## [Exercise directions]
Pick out all lines in the listing holding the string "JSON" and copy them.

[Stored records]

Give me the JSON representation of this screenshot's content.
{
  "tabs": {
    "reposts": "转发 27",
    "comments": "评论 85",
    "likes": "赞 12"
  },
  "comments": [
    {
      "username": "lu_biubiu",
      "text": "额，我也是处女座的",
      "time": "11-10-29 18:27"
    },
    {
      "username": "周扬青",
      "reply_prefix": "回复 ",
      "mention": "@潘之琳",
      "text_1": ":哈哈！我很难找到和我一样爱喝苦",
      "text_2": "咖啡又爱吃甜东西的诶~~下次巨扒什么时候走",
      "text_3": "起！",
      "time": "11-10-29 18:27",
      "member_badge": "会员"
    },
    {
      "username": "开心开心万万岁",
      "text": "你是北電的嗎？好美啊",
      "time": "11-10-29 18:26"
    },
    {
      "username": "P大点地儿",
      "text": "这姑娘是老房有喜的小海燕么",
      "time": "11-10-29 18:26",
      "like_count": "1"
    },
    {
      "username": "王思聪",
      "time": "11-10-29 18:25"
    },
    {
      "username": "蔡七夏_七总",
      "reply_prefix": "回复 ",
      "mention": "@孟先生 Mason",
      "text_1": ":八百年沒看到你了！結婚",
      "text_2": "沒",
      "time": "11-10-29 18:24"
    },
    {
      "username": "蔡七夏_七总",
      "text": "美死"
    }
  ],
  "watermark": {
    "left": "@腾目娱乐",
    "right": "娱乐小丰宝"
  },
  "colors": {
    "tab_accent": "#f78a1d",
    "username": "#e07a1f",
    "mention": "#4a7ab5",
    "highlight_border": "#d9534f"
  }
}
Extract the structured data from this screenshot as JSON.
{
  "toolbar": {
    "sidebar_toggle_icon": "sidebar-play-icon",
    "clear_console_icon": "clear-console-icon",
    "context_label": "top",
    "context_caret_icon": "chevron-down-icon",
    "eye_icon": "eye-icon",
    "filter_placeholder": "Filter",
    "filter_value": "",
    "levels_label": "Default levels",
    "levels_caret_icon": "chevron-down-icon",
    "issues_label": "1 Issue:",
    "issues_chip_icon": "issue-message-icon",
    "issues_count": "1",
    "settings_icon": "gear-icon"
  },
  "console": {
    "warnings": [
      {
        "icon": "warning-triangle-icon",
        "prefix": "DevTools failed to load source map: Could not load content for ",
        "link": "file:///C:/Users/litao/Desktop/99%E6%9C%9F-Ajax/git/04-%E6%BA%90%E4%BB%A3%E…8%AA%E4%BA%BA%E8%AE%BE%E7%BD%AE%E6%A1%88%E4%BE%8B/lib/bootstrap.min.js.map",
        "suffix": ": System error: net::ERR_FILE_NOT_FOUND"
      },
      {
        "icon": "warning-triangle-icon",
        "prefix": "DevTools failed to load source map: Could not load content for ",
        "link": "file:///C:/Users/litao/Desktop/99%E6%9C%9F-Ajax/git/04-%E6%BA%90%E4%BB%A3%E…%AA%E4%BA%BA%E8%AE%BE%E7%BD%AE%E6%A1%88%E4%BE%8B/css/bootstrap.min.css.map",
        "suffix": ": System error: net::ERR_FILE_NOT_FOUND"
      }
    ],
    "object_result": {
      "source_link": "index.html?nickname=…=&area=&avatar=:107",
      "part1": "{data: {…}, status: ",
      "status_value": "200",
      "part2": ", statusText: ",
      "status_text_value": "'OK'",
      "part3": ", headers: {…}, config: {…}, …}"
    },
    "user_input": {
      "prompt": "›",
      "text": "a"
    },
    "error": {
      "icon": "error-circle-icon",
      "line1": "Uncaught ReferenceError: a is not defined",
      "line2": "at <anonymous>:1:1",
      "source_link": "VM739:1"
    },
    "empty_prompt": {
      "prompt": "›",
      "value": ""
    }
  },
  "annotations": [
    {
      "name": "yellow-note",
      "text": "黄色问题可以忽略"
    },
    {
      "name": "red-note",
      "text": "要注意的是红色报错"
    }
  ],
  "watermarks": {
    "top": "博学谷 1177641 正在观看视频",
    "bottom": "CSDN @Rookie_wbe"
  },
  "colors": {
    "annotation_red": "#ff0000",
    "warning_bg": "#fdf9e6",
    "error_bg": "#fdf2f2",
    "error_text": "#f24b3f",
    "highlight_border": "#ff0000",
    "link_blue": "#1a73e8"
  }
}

## [Solution]
Give me the JSON representation of this screenshot's content.
Extract the structured data from this screenshot as JSON.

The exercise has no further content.